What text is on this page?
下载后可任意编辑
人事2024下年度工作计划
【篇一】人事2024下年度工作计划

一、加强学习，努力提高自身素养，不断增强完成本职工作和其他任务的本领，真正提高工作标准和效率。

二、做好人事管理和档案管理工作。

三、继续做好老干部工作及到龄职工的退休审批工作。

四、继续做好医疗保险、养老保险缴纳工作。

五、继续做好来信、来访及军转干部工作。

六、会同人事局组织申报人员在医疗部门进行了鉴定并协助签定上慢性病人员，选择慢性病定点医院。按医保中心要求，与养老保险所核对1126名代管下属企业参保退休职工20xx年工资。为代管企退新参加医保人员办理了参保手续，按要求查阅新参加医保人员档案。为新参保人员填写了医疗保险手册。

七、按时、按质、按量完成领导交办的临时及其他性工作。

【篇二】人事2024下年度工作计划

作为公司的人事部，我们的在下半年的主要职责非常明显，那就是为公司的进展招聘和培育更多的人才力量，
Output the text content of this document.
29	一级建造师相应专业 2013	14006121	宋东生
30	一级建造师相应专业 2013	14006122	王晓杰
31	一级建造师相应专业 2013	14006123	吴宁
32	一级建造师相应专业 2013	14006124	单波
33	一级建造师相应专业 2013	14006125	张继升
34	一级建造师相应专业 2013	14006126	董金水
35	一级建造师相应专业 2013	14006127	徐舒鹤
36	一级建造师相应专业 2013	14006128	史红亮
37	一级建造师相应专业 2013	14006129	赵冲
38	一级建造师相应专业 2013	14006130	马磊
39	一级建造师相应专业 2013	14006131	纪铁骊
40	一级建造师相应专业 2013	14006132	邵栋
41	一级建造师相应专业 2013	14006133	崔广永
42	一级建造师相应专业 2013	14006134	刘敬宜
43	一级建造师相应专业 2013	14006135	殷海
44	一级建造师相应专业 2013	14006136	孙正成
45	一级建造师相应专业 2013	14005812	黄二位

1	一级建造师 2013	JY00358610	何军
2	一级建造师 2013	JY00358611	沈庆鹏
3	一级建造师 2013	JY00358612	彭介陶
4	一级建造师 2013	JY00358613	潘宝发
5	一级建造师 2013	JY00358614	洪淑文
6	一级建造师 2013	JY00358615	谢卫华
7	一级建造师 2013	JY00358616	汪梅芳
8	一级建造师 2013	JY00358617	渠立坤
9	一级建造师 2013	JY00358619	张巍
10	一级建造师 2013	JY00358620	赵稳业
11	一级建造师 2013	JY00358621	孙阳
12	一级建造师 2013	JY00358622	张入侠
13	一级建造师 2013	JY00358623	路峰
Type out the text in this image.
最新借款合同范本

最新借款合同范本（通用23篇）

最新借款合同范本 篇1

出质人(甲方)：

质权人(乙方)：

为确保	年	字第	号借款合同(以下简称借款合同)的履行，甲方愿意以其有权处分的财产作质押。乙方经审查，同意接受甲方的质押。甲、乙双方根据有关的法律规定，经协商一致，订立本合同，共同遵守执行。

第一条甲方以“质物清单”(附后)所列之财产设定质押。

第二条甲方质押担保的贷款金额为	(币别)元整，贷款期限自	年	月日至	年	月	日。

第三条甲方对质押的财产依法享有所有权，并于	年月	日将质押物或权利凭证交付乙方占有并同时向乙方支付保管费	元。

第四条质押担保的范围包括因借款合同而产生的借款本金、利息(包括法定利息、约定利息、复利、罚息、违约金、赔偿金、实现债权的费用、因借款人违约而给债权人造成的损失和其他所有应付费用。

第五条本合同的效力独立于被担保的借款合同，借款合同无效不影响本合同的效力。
■ ■ ■
§ SHORT EXERCISE
Return the entries in full, keeping every line exactly as it is.

§ TASK RESPONSE
What text is on this page?
下载后可任意编辑
人事2024下年度工作计划
【篇一】人事2024下年度工作计划

一、加强学习，努力提高自身素养，不断增强完成本职工作和其他任务的本领，真正提高工作标准和效率。

二、做好人事管理和档案管理工作。

三、继续做好老干部工作及到龄职工的退休审批工作。

四、继续做好医疗保险、养老保险缴纳工作。

五、继续做好来信、来访及军转干部工作。

六、会同人事局组织申报人员在医疗部门进行了鉴定并协助签定上慢性病人员，选择慢性病定点医院。按医保中心要求，与养老保险所核对1126名代管下属企业参保退休职工20xx年工资。为代管企退新参加医保人员办理了参保手续，按要求查阅新参加医保人员档案。为新参保人员填写了医疗保险手册。

七、按时、按质、按量完成领导交办的临时及其他性工作。

【篇二】人事2024下年度工作计划

作为公司的人事部，我们的在下半年的主要职责非常明显，那就是为公司的进展招聘和培育更多的人才力量，
Output the text content of this document.
29	一级建造师相应专业 2013	14006121	宋东生
30	一级建造师相应专业 2013	14006122	王晓杰
31	一级建造师相应专业 2013	14006123	吴宁
32	一级建造师相应专业 2013	14006124	单波
33	一级建造师相应专业 2013	14006125	张继升
34	一级建造师相应专业 2013	14006126	董金水
35	一级建造师相应专业 2013	14006127	徐舒鹤
36	一级建造师相应专业 2013	14006128	史红亮
37	一级建造师相应专业 2013	14006129	赵冲
38	一级建造师相应专业 2013	14006130	马磊
39	一级建造师相应专业 2013	14006131	纪铁骊
40	一级建造师相应专业 2013	14006132	邵栋
41	一级建造师相应专业 2013	14006133	崔广永
42	一级建造师相应专业 2013	14006134	刘敬宜
43	一级建造师相应专业 2013	14006135	殷海
44	一级建造师相应专业 2013	14006136	孙正成
45	一级建造师相应专业 2013	14005812	黄二位

1	一级建造师 2013	JY00358610	何军
2	一级建造师 2013	JY00358611	沈庆鹏
3	一级建造师 2013	JY00358612	彭介陶
4	一级建造师 2013	JY00358613	潘宝发
5	一级建造师 2013	JY00358614	洪淑文
6	一级建造师 2013	JY00358615	谢卫华
7	一级建造师 2013	JY00358616	汪梅芳
8	一级建造师 2013	JY00358617	渠立坤
9	一级建造师 2013	JY00358619	张巍
10	一级建造师 2013	JY00358620	赵稳业
11	一级建造师 2013	JY00358621	孙阳
12	一级建造师 2013	JY00358622	张入侠
13	一级建造师 2013	JY00358623	路峰
Type out the text in this image.
最新借款合同范本

最新借款合同范本（通用23篇）

最新借款合同范本 篇1

出质人(甲方)：

质权人(乙方)：

为确保	年	字第	号借款合同(以下简称借款合同)的履行，甲方愿意以其有权处分的财产作质押。乙方经审查，同意接受甲方的质押。甲、乙双方根据有关的法律规定，经协商一致，订立本合同，共同遵守执行。

第一条甲方以“质物清单”(附后)所列之财产设定质押。

第二条甲方质押担保的贷款金额为	(币别)元整，贷款期限自	年	月日至	年	月	日。

第三条甲方对质押的财产依法享有所有权，并于	年月	日将质押物或权利凭证交付乙方占有并同时向乙方支付保管费	元。

第四条质押担保的范围包括因借款合同而产生的借款本金、利息(包括法定利息、约定利息、复利、罚息、违约金、赔偿金、实现债权的费用、因借款人违约而给债权人造成的损失和其他所有应付费用。

第五条本合同的效力独立于被担保的借款合同，借款合同无效不影响本合同的效力。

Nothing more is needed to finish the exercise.